Give only the number of lines in the records that include the string "Hours".

--- Begin Records to process ---

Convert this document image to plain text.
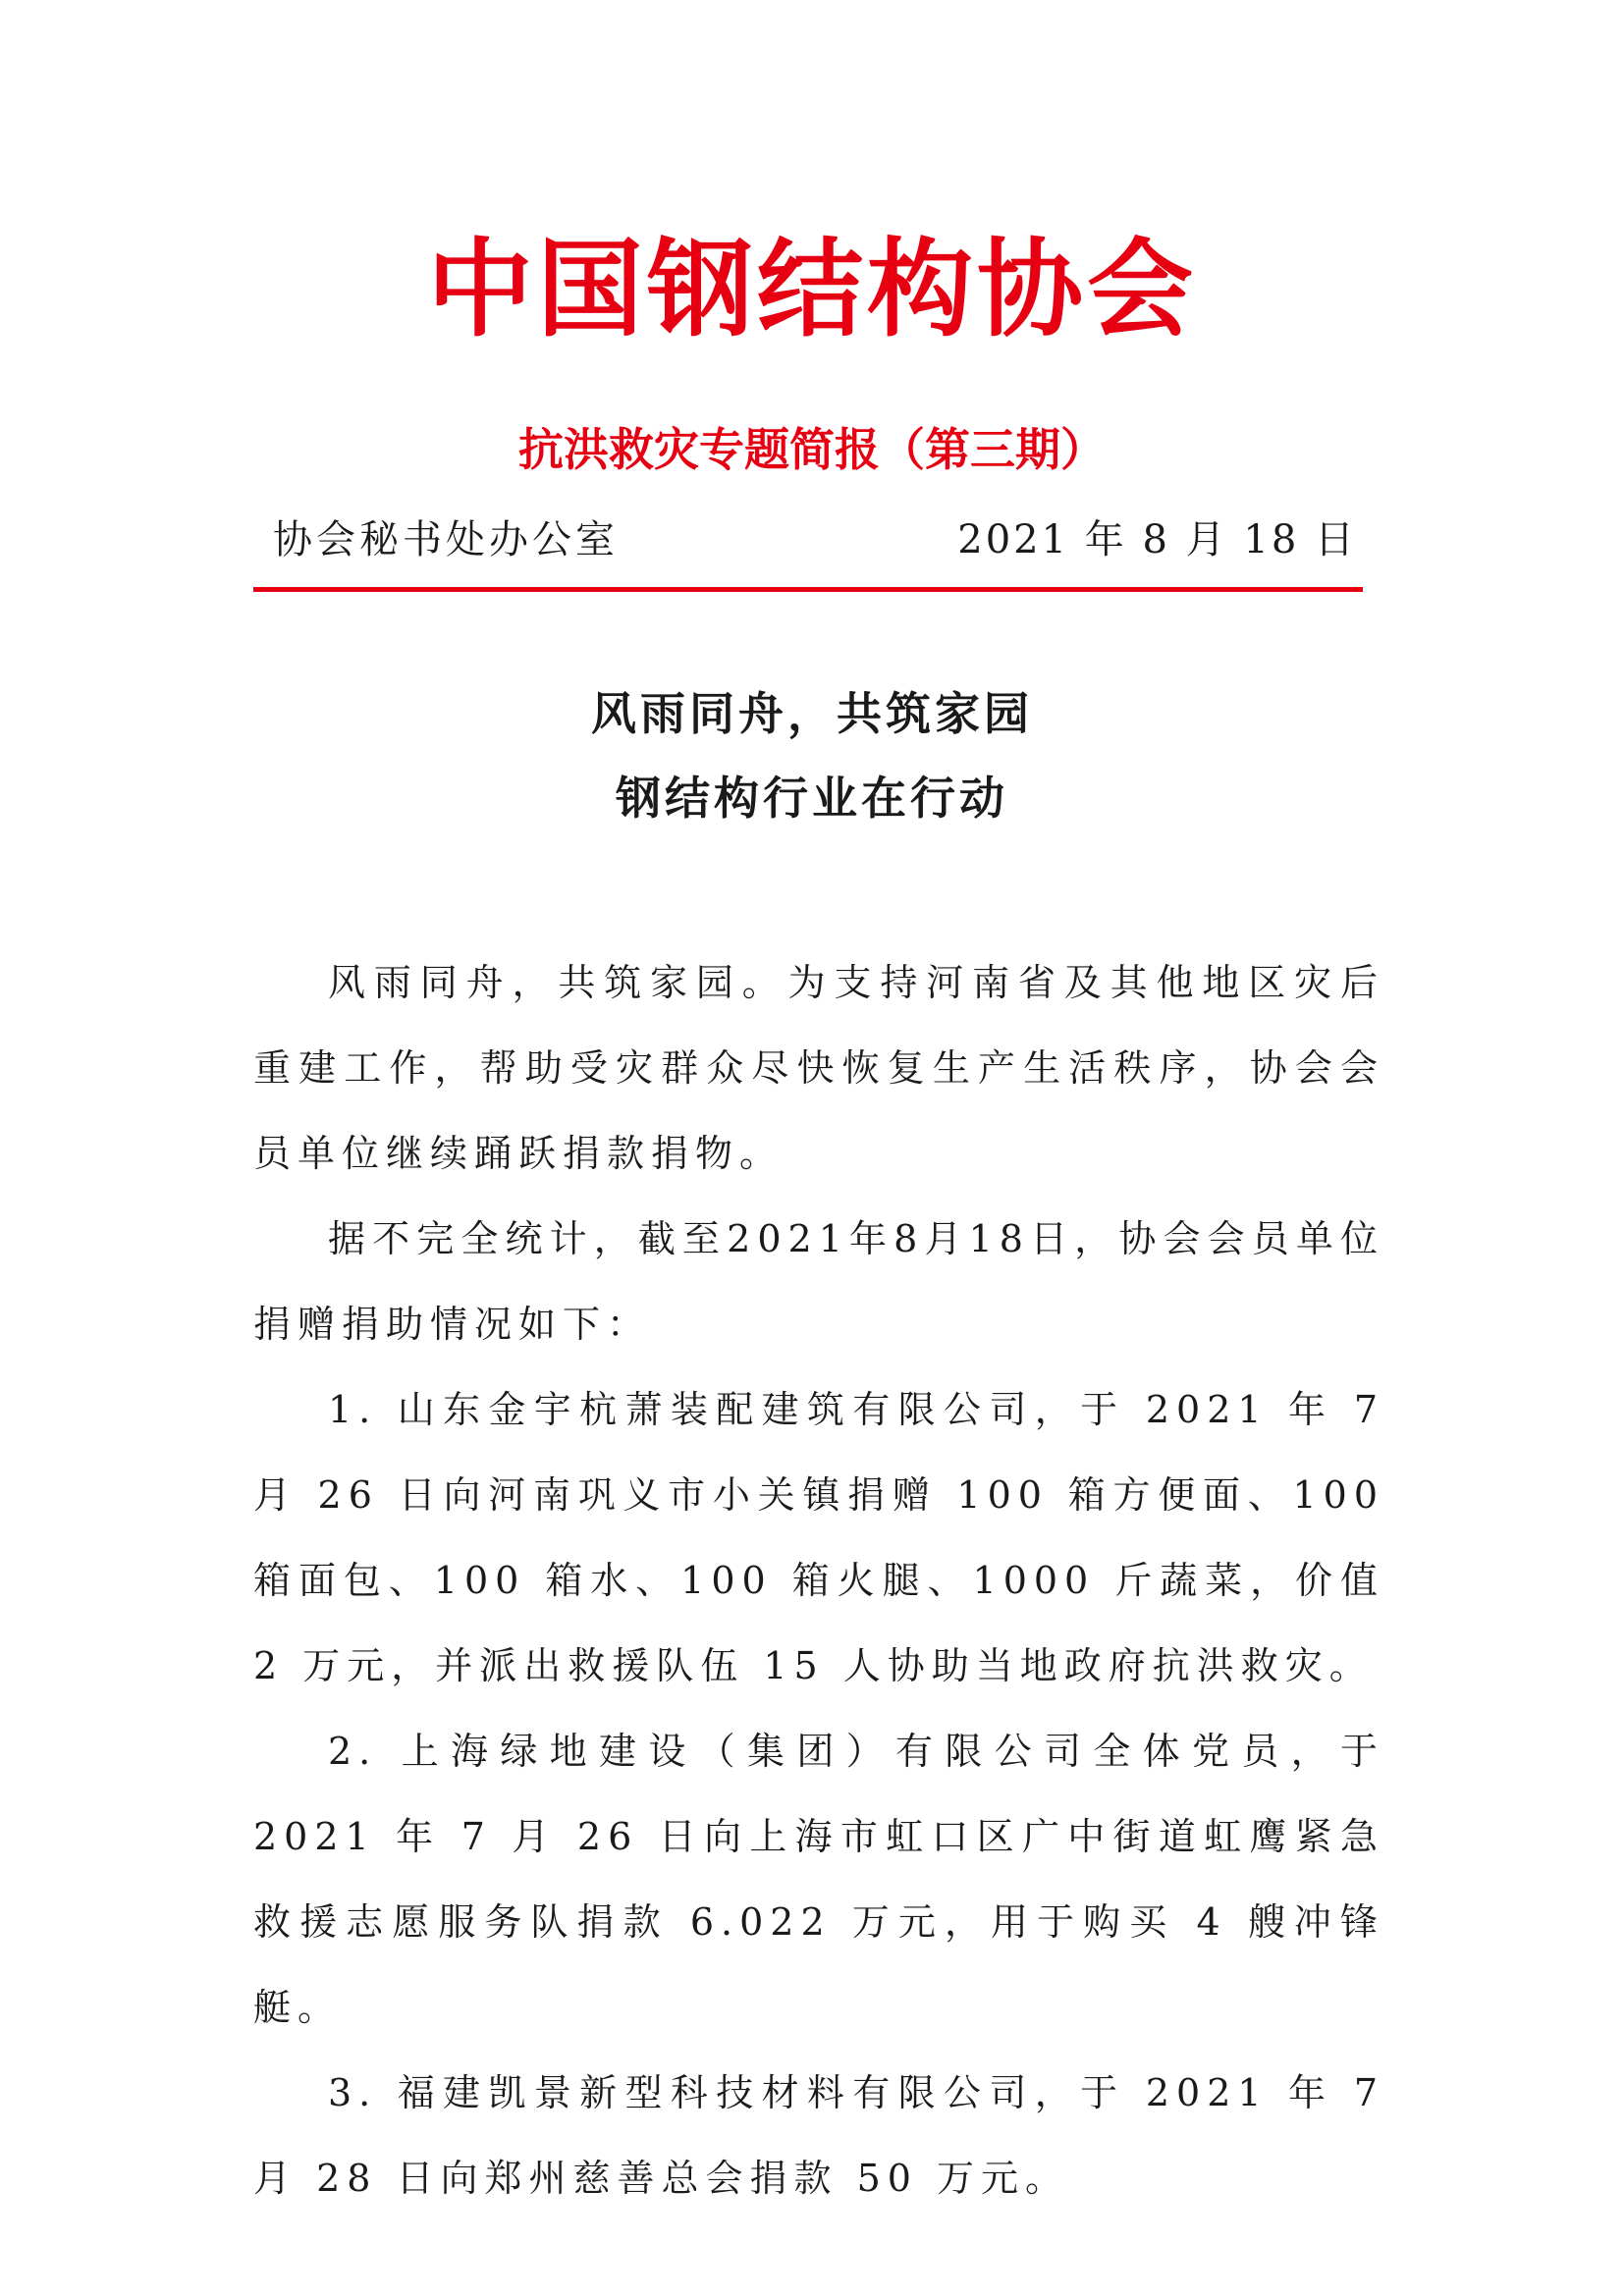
中国钢结构协会
抗洪救灾专题简报（第三期）
协会秘书处办公室	2021 年 8 月 18 日
风雨同舟，共筑家园
钢结构行业在行动

风雨同舟，共筑家园。为支持河南省及其他地区灾后重建工作，帮助受灾群众尽快恢复生产生活秩序，协会会员单位继续踊跃捐款捐物。

据不完全统计，截至2021年8月18日，协会会员单位捐赠捐助情况如下：

1. 山东金宇杭萧装配建筑有限公司，于 2021 年 7 月 26 日向河南巩义市小关镇捐赠 100 箱方便面、100 箱面包、100 箱水、100 箱火腿、1000 斤蔬菜，价值 2 万元，并派出救援队伍 15 人协助当地政府抗洪救灾。

2. 上海绿地建设（集团）有限公司全体党员，于 2021 年 7 月 26 日向上海市虹口区广中街道虹鹰紧急救援志愿服务队捐款 6.022 万元，用于购买 4 艘冲锋艇。

3. 福建凯景新型科技材料有限公司，于 2021 年 7 月 28 日向郑州慈善总会捐款 50 万元。
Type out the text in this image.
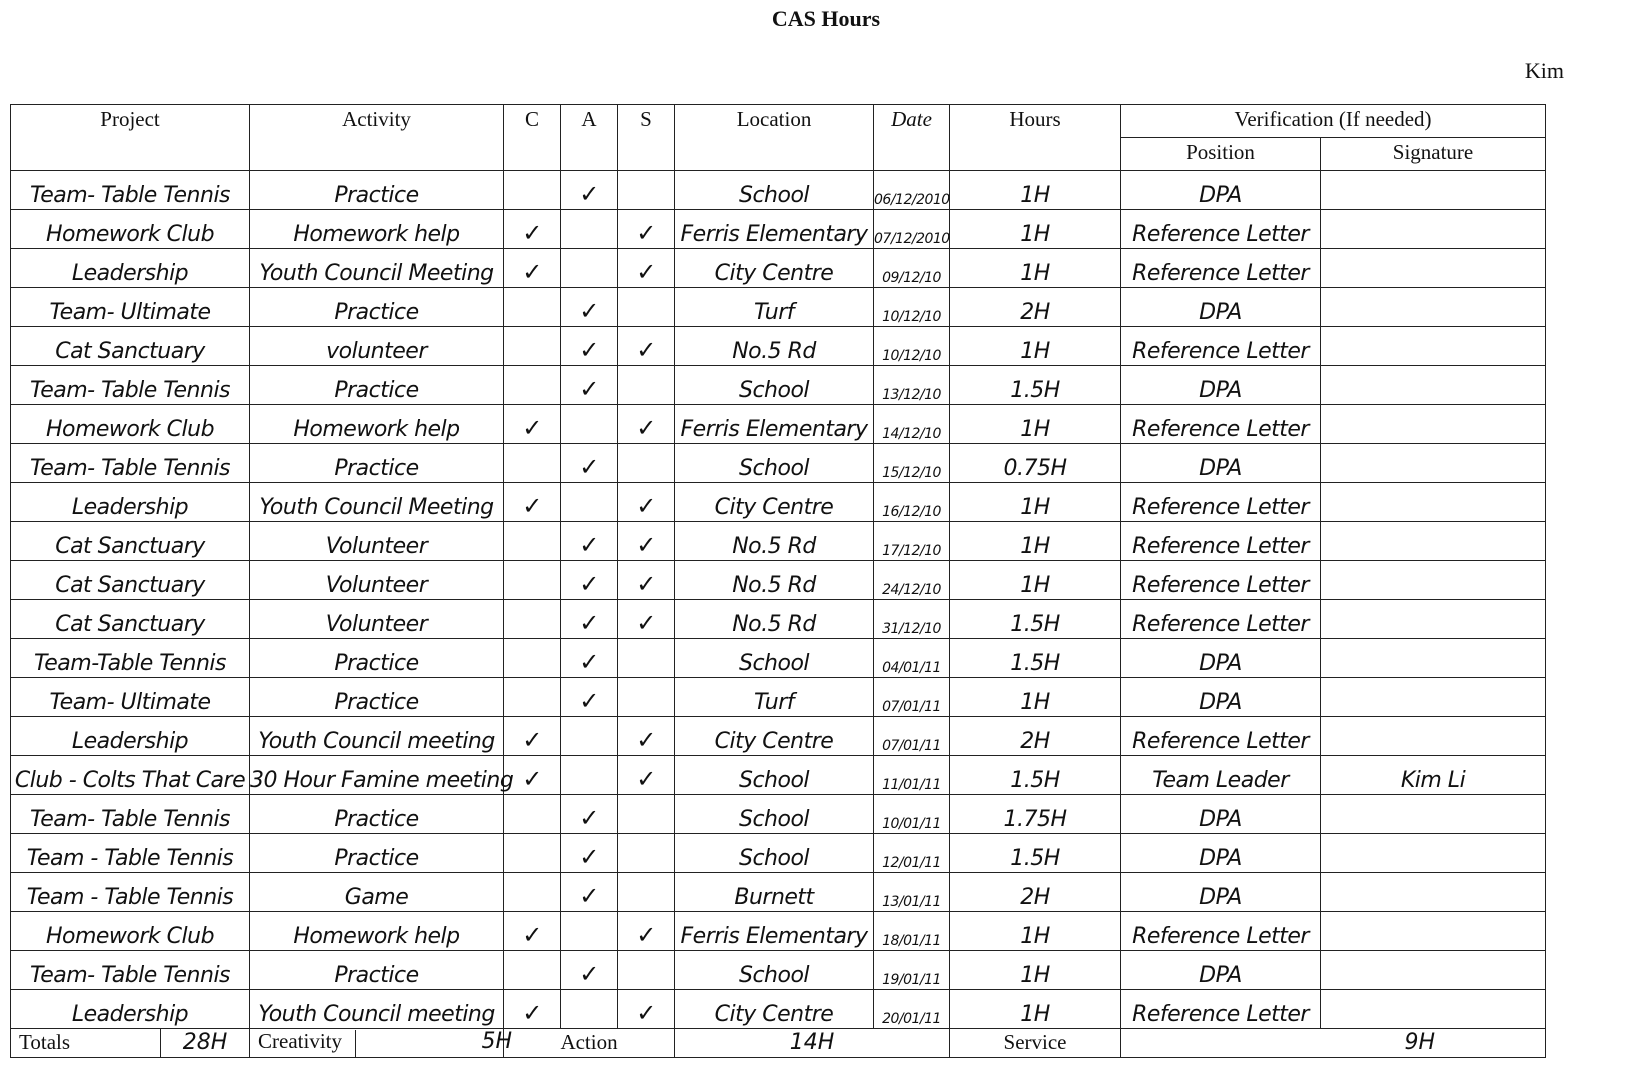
CAS Hours
Kim
Project		Activity	C	A	S	Location	Date	Hours	Verification (If needed)	
									Position	Signature
Team- Table Tennis		Practice		✓		School	06/12/2010	1H	DPA	
Homework Club		Homework help	✓		✓	Ferris Elementary	07/12/2010	1H	Reference Letter	
Leadership		Youth Council Meeting	✓		✓	City Centre	09/12/10	1H	Reference Letter	
Team- Ultimate		Practice		✓		Turf	10/12/10	2H	DPA	
Cat Sanctuary		volunteer		✓	✓	No.5 Rd	10/12/10	1H	Reference Letter	
Team- Table Tennis		Practice		✓		School	13/12/10	1.5H	DPA	
Homework Club		Homework help	✓		✓	Ferris Elementary	14/12/10	1H	Reference Letter	
Team- Table Tennis		Practice		✓		School	15/12/10	0.75H	DPA	
Leadership		Youth Council Meeting	✓		✓	City Centre	16/12/10	1H	Reference Letter	
Cat Sanctuary		Volunteer		✓	✓	No.5 Rd	17/12/10	1H	Reference Letter	
Cat Sanctuary		Volunteer		✓	✓	No.5 Rd	24/12/10	1H	Reference Letter	
Cat Sanctuary		Volunteer		✓	✓	No.5 Rd	31/12/10	1.5H	Reference Letter	
Team-Table Tennis		Practice		✓		School	04/01/11	1.5H	DPA	
Team- Ultimate		Practice		✓		Turf	07/01/11	1H	DPA	
Leadership		Youth Council meeting	✓		✓	City Centre	07/01/11	2H	Reference Letter	
Club - Colts That Care		30 Hour Famine meeting	✓		✓	School	11/01/11	1.5H	Team Leader	Kim Li
Team- Table Tennis		Practice		✓		School	10/01/11	1.75H	DPA	
Team - Table Tennis		Practice		✓		School	12/01/11	1.5H	DPA	
Team - Table Tennis		Game		✓		Burnett	13/01/11	2H	DPA	
Homework Club		Homework help	✓		✓	Ferris Elementary	18/01/11	1H	Reference Letter	
Team- Table Tennis		Practice		✓		School	19/01/11	1H	DPA	
Leadership		Youth Council meeting	✓		✓	City Centre	20/01/11	1H	Reference Letter	
Totals	28H	Creativity 5H	Action			14H		Service	9H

--- End Records to process ---

Answer: 2